**Exercise aim:** Lines holding the string "нужд" are the ones to copy from this listing.

Data extracted from a collection:

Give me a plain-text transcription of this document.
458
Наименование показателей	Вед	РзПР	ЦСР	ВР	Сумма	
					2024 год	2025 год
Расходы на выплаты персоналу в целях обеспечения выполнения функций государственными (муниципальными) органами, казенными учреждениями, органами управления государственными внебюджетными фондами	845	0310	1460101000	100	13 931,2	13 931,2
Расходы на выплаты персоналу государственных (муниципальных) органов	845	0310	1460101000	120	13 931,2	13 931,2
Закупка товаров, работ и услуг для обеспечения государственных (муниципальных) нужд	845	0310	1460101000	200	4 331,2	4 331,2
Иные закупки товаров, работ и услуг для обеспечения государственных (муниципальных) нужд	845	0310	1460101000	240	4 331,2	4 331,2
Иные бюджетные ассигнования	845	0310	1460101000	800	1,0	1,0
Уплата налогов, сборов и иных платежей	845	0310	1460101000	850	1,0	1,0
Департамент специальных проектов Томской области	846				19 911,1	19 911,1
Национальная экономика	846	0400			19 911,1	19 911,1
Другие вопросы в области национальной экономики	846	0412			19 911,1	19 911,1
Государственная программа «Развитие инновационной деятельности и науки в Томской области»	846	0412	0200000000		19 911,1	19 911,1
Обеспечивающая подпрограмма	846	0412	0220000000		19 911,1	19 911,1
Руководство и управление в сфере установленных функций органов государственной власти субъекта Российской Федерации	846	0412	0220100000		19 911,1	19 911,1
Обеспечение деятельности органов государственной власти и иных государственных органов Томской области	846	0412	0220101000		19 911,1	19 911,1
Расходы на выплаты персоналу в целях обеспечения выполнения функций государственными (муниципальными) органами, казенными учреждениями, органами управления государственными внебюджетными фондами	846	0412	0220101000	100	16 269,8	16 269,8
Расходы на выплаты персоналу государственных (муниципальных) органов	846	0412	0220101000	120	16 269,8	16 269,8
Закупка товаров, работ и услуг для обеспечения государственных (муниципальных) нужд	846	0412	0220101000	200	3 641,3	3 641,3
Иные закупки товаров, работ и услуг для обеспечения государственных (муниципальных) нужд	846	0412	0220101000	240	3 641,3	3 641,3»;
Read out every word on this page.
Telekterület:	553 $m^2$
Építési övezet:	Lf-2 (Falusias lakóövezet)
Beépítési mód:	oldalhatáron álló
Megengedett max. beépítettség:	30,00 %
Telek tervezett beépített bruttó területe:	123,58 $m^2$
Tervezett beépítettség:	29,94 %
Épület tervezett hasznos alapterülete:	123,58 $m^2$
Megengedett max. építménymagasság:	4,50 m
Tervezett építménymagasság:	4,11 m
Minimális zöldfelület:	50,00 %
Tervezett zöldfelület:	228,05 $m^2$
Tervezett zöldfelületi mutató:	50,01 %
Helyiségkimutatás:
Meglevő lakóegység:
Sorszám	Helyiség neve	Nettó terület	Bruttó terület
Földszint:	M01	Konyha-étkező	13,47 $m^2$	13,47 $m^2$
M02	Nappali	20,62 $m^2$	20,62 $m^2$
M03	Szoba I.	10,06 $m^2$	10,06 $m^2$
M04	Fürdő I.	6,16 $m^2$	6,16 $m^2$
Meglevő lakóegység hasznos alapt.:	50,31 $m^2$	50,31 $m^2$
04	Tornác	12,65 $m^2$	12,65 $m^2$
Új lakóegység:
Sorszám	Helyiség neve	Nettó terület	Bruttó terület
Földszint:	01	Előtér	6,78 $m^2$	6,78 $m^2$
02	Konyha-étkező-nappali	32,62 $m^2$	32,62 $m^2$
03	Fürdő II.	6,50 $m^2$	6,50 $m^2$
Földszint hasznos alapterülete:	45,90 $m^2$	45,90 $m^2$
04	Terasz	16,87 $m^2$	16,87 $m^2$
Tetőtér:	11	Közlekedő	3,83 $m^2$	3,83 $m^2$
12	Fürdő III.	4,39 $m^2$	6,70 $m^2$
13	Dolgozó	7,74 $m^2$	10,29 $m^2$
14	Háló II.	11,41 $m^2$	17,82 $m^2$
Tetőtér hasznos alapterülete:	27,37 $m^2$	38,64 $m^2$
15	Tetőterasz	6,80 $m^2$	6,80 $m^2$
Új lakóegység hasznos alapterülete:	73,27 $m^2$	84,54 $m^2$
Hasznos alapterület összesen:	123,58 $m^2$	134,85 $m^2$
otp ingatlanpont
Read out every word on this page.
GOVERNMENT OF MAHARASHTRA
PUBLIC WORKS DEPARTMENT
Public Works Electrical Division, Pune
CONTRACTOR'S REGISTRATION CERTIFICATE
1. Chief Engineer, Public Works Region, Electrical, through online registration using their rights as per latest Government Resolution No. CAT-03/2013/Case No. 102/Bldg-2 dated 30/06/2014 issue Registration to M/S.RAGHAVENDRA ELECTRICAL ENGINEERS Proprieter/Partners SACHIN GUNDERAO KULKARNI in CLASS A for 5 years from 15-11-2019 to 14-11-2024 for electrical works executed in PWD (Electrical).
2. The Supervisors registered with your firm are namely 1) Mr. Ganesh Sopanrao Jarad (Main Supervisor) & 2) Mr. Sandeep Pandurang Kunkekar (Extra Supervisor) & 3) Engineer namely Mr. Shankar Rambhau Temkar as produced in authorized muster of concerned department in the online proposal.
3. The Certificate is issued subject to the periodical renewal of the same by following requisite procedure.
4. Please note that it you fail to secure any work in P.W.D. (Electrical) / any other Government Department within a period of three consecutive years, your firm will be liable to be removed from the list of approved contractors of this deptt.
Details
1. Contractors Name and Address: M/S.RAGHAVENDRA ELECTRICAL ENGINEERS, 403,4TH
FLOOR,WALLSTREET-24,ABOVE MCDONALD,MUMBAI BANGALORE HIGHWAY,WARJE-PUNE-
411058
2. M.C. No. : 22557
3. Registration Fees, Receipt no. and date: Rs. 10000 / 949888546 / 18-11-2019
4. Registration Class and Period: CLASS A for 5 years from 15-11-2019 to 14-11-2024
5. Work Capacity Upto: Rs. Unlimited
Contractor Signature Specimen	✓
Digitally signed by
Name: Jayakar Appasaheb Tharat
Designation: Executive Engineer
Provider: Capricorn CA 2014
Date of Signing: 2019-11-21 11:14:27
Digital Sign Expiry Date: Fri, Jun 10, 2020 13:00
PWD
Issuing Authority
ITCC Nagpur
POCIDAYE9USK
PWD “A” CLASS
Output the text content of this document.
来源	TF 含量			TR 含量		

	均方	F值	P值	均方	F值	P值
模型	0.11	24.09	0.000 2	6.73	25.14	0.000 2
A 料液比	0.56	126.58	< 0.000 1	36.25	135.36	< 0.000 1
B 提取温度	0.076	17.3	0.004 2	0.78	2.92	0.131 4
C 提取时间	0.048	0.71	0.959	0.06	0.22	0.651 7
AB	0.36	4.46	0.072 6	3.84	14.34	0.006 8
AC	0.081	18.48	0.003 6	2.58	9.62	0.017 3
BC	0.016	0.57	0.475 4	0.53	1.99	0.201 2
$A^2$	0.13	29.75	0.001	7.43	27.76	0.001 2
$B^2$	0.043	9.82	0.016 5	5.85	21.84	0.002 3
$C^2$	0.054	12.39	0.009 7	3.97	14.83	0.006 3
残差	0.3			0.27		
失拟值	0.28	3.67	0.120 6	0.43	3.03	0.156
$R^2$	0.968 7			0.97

**Written answer:**
Закупка товаров, работ и услуг для обеспечения государственных (муниципальных) нужд	845	0310	1460101000	200	4 331,2	4 331,2
Иные закупки товаров, работ и услуг для обеспечения государственных (муниципальных) нужд	845	0310	1460101000	240	4 331,2	4 331,2
Закупка товаров, работ и услуг для обеспечения государственных (муниципальных) нужд	846	0412	0220101000	200	3 641,3	3 641,3
Иные закупки товаров, работ и услуг для обеспечения государственных (муниципальных) нужд	846	0412	0220101000	240	3 641,3	3 641,3»;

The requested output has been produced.